> [Your objective]
Quote each line of the material verbatim, without the pictures.

> [Supplied material]
○ ○ ○ ○ ○

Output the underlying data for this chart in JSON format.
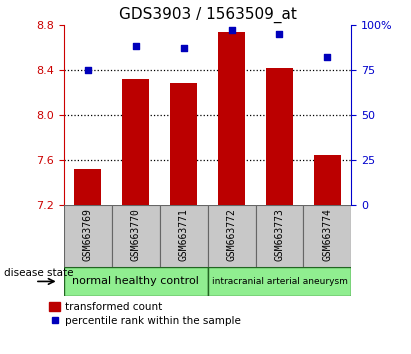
{
  "title": "GDS3903 / 1563509_at",
  "categories": [
    "GSM663769",
    "GSM663770",
    "GSM663771",
    "GSM663772",
    "GSM663773",
    "GSM663774"
  ],
  "bar_values": [
    7.52,
    8.32,
    8.28,
    8.74,
    8.42,
    7.65
  ],
  "percentile_values": [
    75,
    88,
    87,
    97,
    95,
    82
  ],
  "ylim_left": [
    7.2,
    8.8
  ],
  "ylim_right": [
    0,
    100
  ],
  "yticks_left": [
    7.2,
    7.6,
    8.0,
    8.4,
    8.8
  ],
  "yticks_right": [
    0,
    25,
    50,
    75,
    100
  ],
  "ytick_labels_right": [
    "0",
    "25",
    "50",
    "75",
    "100%"
  ],
  "bar_color": "#bb0000",
  "dot_color": "#0000bb",
  "grid_color": "#000000",
  "bar_bottom": 7.2,
  "groups": [
    {
      "label": "normal healthy control",
      "indices": [
        0,
        1,
        2
      ],
      "color": "#90ee90"
    },
    {
      "label": "intracranial arterial aneurysm",
      "indices": [
        3,
        4,
        5
      ],
      "color": "#90ee90"
    }
  ],
  "group_box_color": "#c8c8c8",
  "disease_state_label": "disease state",
  "legend_bar_label": "transformed count",
  "legend_dot_label": "percentile rank within the sample",
  "left_axis_color": "#cc0000",
  "right_axis_color": "#0000cc",
  "title_fontsize": 11,
  "tick_fontsize": 8,
  "label_fontsize": 8
}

○ ○ ○ ○ ○

> [Solution to this problem]
Output the underlying data for this chart in JSON format.
{
  "title": "GDS3903 / 1563509_at",
  "categories": [
    "GSM663769",
    "GSM663770",
    "GSM663771",
    "GSM663772",
    "GSM663773",
    "GSM663774"
  ],
  "bar_values": [
    7.52,
    8.32,
    8.28,
    8.74,
    8.42,
    7.65
  ],
  "percentile_values": [
    75,
    88,
    87,
    97,
    95,
    82
  ],
  "ylim_left": [
    7.2,
    8.8
  ],
  "ylim_right": [
    0,
    100
  ],
  "yticks_left": [
    7.2,
    7.6,
    8.0,
    8.4,
    8.8
  ],
  "yticks_right": [
    0,
    25,
    50,
    75,
    100
  ],
  "ytick_labels_right": [
    "0",
    "25",
    "50",
    "75",
    "100%"
  ],
  "bar_color": "#bb0000",
  "dot_color": "#0000bb",
  "grid_color": "#000000",
  "bar_bottom": 7.2,
  "groups": [
    {
      "label": "normal healthy control",
      "indices": [
        0,
        1,
        2
      ],
      "color": "#90ee90"
    },
    {
      "label": "intracranial arterial aneurysm",
      "indices": [
        3,
        4,
        5
      ],
      "color": "#90ee90"
    }
  ],
  "group_box_color": "#c8c8c8",
  "disease_state_label": "disease state",
  "legend_bar_label": "transformed count",
  "legend_dot_label": "percentile rank within the sample",
  "left_axis_color": "#cc0000",
  "right_axis_color": "#0000cc",
  "title_fontsize": 11,
  "tick_fontsize": 8,
  "label_fontsize": 8
}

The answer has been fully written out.